MATERIAL SUPPLIED =>
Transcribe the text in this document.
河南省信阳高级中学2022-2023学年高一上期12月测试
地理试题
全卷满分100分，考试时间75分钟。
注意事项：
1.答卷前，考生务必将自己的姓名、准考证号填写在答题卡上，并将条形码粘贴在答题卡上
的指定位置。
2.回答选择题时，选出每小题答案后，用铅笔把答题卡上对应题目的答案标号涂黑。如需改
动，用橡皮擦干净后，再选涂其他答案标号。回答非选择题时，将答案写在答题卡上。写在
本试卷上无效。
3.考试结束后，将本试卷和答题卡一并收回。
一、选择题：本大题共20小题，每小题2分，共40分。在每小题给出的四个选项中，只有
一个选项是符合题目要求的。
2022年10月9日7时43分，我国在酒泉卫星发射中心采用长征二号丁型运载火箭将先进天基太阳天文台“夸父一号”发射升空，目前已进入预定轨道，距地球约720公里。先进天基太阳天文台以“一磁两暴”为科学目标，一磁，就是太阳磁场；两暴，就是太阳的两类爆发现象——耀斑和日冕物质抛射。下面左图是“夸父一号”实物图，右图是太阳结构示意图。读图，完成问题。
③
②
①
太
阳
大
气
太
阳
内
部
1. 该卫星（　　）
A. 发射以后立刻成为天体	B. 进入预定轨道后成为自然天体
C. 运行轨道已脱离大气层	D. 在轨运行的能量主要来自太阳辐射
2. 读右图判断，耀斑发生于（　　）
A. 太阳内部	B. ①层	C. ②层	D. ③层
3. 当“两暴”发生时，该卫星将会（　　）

GIVEN TASK => Extract the full set of entries word for word.

TASK ANSWER =>
Transcribe the text in this document.
河南省信阳高级中学2022-2023学年高一上期12月测试
地理试题
全卷满分100分，考试时间75分钟。
注意事项：
1.答卷前，考生务必将自己的姓名、准考证号填写在答题卡上，并将条形码粘贴在答题卡上
的指定位置。
2.回答选择题时，选出每小题答案后，用铅笔把答题卡上对应题目的答案标号涂黑。如需改
动，用橡皮擦干净后，再选涂其他答案标号。回答非选择题时，将答案写在答题卡上。写在
本试卷上无效。
3.考试结束后，将本试卷和答题卡一并收回。
一、选择题：本大题共20小题，每小题2分，共40分。在每小题给出的四个选项中，只有
一个选项是符合题目要求的。
2022年10月9日7时43分，我国在酒泉卫星发射中心采用长征二号丁型运载火箭将先进天基太阳天文台“夸父一号”发射升空，目前已进入预定轨道，距地球约720公里。先进天基太阳天文台以“一磁两暴”为科学目标，一磁，就是太阳磁场；两暴，就是太阳的两类爆发现象——耀斑和日冕物质抛射。下面左图是“夸父一号”实物图，右图是太阳结构示意图。读图，完成问题。
③
②
①
太
阳
大
气
太
阳
内
部
1. 该卫星（　　）
A. 发射以后立刻成为天体	B. 进入预定轨道后成为自然天体
C. 运行轨道已脱离大气层	D. 在轨运行的能量主要来自太阳辐射
2. 读右图判断，耀斑发生于（　　）
A. 太阳内部	B. ①层	C. ②层	D. ③层
3. 当“两暴”发生时，该卫星将会（　　）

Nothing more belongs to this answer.